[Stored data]

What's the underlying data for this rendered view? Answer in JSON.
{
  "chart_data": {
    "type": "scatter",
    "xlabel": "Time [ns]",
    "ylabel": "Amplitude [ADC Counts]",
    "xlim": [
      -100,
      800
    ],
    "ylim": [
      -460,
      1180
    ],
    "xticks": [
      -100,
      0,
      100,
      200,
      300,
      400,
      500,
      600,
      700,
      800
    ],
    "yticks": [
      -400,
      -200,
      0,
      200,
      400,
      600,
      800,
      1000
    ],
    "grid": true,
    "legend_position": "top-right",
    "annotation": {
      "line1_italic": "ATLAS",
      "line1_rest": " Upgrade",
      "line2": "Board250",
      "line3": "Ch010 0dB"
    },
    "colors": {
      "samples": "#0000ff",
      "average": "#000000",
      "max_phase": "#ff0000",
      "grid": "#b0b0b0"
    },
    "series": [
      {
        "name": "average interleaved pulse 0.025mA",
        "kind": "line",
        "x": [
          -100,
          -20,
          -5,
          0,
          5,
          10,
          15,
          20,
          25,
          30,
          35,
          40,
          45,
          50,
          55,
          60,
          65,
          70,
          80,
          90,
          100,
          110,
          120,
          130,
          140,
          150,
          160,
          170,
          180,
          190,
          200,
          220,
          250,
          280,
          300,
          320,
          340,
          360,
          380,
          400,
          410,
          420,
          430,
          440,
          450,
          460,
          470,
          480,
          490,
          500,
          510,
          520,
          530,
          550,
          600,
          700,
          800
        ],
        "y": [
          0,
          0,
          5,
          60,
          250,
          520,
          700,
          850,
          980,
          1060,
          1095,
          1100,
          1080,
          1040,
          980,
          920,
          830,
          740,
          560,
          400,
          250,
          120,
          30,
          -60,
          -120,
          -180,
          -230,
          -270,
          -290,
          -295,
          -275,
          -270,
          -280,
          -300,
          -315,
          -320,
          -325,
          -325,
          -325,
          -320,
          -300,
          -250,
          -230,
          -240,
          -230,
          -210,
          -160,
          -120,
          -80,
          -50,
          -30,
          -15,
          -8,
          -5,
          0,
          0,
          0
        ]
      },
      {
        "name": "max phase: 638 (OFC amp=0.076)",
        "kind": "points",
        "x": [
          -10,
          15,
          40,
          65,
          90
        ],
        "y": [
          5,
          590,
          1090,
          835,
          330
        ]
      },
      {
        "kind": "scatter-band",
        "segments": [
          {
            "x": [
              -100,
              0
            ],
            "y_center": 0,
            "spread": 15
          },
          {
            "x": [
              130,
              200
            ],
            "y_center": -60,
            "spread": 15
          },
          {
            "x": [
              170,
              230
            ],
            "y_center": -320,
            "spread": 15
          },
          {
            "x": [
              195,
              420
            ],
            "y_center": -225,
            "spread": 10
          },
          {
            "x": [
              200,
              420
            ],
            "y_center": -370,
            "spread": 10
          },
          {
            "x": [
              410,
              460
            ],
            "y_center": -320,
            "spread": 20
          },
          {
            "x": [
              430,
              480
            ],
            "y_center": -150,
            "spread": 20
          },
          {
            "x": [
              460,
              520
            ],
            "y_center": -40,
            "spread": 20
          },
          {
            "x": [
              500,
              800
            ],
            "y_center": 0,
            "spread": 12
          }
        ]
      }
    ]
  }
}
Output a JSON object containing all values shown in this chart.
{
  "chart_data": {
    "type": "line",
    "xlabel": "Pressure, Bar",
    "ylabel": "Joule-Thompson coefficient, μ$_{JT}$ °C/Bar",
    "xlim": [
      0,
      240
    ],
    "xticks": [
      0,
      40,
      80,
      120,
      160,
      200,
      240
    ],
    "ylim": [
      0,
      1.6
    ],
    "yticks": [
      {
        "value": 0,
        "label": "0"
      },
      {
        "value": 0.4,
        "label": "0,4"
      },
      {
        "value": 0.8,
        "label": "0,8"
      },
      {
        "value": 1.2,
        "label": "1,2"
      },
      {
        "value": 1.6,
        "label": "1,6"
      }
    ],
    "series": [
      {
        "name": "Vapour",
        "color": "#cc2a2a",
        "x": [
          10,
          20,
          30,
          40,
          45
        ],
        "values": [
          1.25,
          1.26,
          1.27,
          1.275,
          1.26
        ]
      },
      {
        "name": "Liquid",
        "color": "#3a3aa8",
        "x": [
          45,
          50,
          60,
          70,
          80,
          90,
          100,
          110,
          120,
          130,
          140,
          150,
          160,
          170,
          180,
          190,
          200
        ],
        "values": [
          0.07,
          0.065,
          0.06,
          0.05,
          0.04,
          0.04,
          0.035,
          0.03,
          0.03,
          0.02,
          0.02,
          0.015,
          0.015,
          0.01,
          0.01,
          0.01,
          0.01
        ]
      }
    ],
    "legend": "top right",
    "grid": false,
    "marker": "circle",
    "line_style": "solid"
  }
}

◆ **What the task asks**
Of all the lines in the entries, how many contain the word "kind"? Give only the number.

◆ **Completed task**
3